RECORDS SHOWN Block Start

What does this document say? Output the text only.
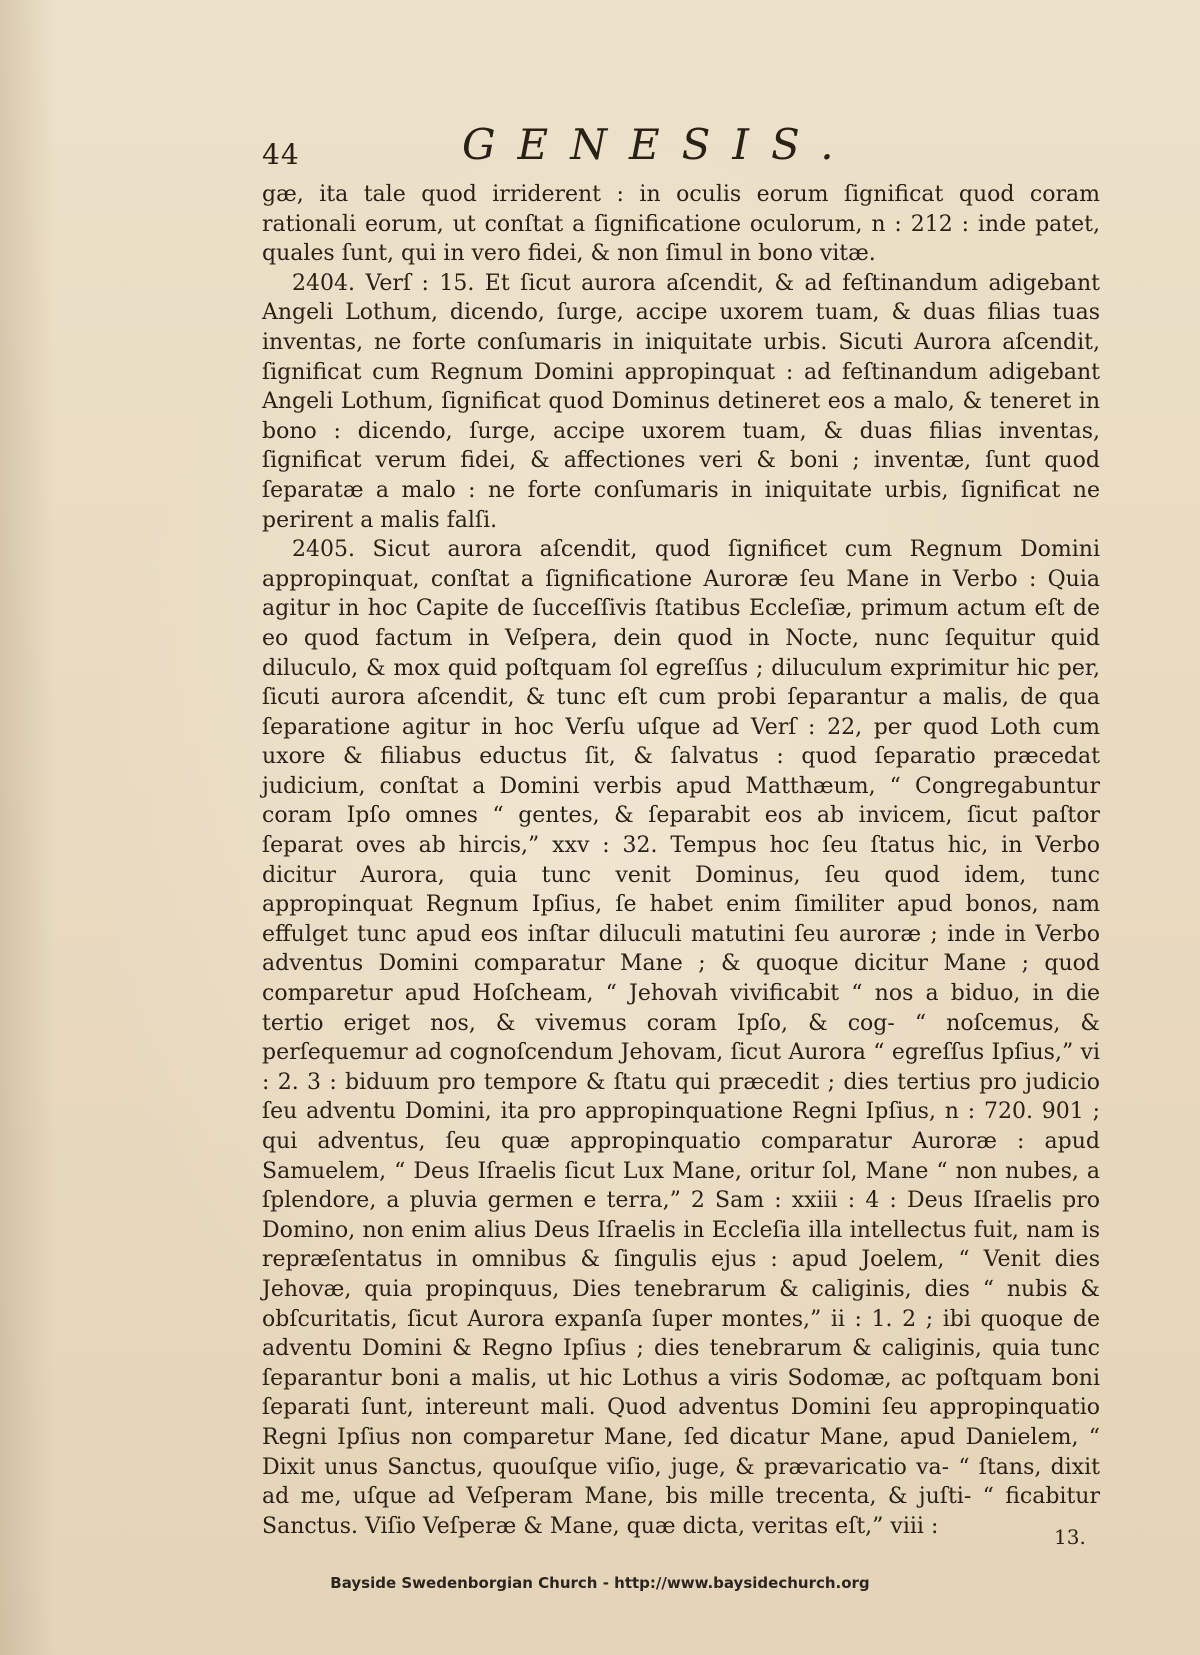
44	GENESIS.

gæ, ita tale quod irriderent : in oculis eorum ſignificat quod coram rationali eorum, ut conſtat a ſignificatione oculorum, n : 212 : inde patet, quales ſunt, qui in vero fidei, & non ſimul in bono vitæ.

2404. Verſ : 15. Et ſicut aurora aſcendit, & ad feſtinandum adigebant Angeli Lothum, dicendo, ſurge, accipe uxorem tuam, & duas filias tuas inventas, ne forte conſumaris in iniquitate urbis. Sicuti Aurora aſcendit, ſignificat cum Regnum Domini appropinquat : ad feſtinandum adigebant Angeli Lothum, ſignificat quod Dominus detineret eos a malo, & teneret in bono : dicendo, ſurge, accipe uxorem tuam, & duas filias inventas, ſignificat verum fidei, & affectiones veri & boni ; inventæ, ſunt quod ſeparatæ a malo : ne forte conſumaris in iniquitate urbis, ſignificat ne perirent a malis falſi.

2405. Sicut aurora aſcendit, quod ſignificet cum Regnum Domini appropinquat, conſtat a ſignificatione Auroræ ſeu Mane in Verbo : Quia agitur in hoc Capite de ſucceſſivis ſtatibus Eccleſiæ, primum actum eſt de eo quod factum in Veſpera, dein quod in Nocte, nunc ſequitur quid diluculo, & mox quid poſtquam ſol egreſſus ; diluculum exprimitur hic per, ſicuti aurora aſcendit, & tunc eſt cum probi ſeparantur a malis, de qua ſeparatione agitur in hoc Verſu uſque ad Verſ : 22, per quod Loth cum uxore & filiabus eductus ſit, & ſalvatus : quod ſeparatio præcedat judicium, conſtat a Domini verbis apud Matthæum, “ Congregabuntur coram Ipſo omnes “ gentes, & ſeparabit eos ab invicem, ſicut paſtor ſeparat oves ab hircis,” xxv : 32. Tempus hoc ſeu ſtatus hic, in Verbo dicitur Aurora, quia tunc venit Dominus, ſeu quod idem, tunc appropinquat Regnum Ipſius, ſe habet enim ſimiliter apud bonos, nam effulget tunc apud eos inſtar diluculi matutini ſeu auroræ ; inde in Verbo adventus Domini comparatur Mane ; & quoque dicitur Mane ; quod comparetur apud Hoſcheam, “ Jehovah vivificabit “ nos a biduo, in die tertio eriget nos, & vivemus coram Ipſo, & cog- “ noſcemus, & perſequemur ad cognoſcendum Jehovam, ſicut Aurora “ egreſſus Ipſius,” vi : 2. 3 : biduum pro tempore & ſtatu qui præcedit ; dies tertius pro judicio ſeu adventu Domini, ita pro appropinquatione Regni Ipſius, n : 720. 901 ; qui adventus, ſeu quæ appropinquatio comparatur Auroræ : apud Samuelem, “ Deus Iſraelis ſicut Lux Mane, oritur ſol, Mane “ non nubes, a ſplendore, a pluvia germen e terra,” 2 Sam : xxiii : 4 : Deus Iſraelis pro Domino, non enim alius Deus Iſraelis in Eccleſia illa intellectus fuit, nam is repræſentatus in omnibus & ſingulis ejus : apud Joelem, “ Venit dies Jehovæ, quia propinquus, Dies tenebrarum & caliginis, dies “ nubis & obſcuritatis, ſicut Aurora expanſa ſuper montes,” ii : 1. 2 ; ibi quoque de adventu Domini & Regno Ipſius ; dies tenebrarum & caliginis, quia tunc ſeparantur boni a malis, ut hic Lothus a viris Sodomæ, ac poſtquam boni ſeparati ſunt, intereunt mali. Quod adventus Domini ſeu appropinquatio Regni Ipſius non comparetur Mane, ſed dicatur Mane, apud Danielem, “ Dixit unus Sanctus, quouſque viſio, juge, & prævaricatio va- “ ſtans, dixit ad me, uſque ad Veſperam Mane, bis mille trecenta, & juſti- “ ficabitur Sanctus. Viſio Veſperæ & Mane, quæ dicta, veritas eſt,” viii :	13.
Bayside Swedenborgian Church - http://www.baysidechurch.org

RECORDS SHOWN Block End

> **WHAT YOU WILL DO**: Copy the lines that hold the word "fidei". Take them from the records above.

> **OUTPUT BELOW**:
gæ, ita tale quod irriderent : in oculis eorum ſignificat quod coram rationali eorum, ut conſtat a ſignificatione oculorum, n : 212 : inde patet, quales ſunt, qui in vero fidei, & non ſimul in bono vitæ.
2404. Verſ : 15. Et ſicut aurora aſcendit, & ad feſtinandum adigebant Angeli Lothum, dicendo, ſurge, accipe uxorem tuam, & duas filias tuas inventas, ne forte conſumaris in iniquitate urbis. Sicuti Aurora aſcendit, ſignificat cum Regnum Domini appropinquat : ad feſtinandum adigebant Angeli Lothum, ſignificat quod Dominus detineret eos a malo, & teneret in bono : dicendo, ſurge, accipe uxorem tuam, & duas filias inventas, ſignificat verum fidei, & affectiones veri & boni ; inventæ, ſunt quod ſeparatæ a malo : ne forte conſumaris in iniquitate urbis, ſignificat ne perirent a malis falſi.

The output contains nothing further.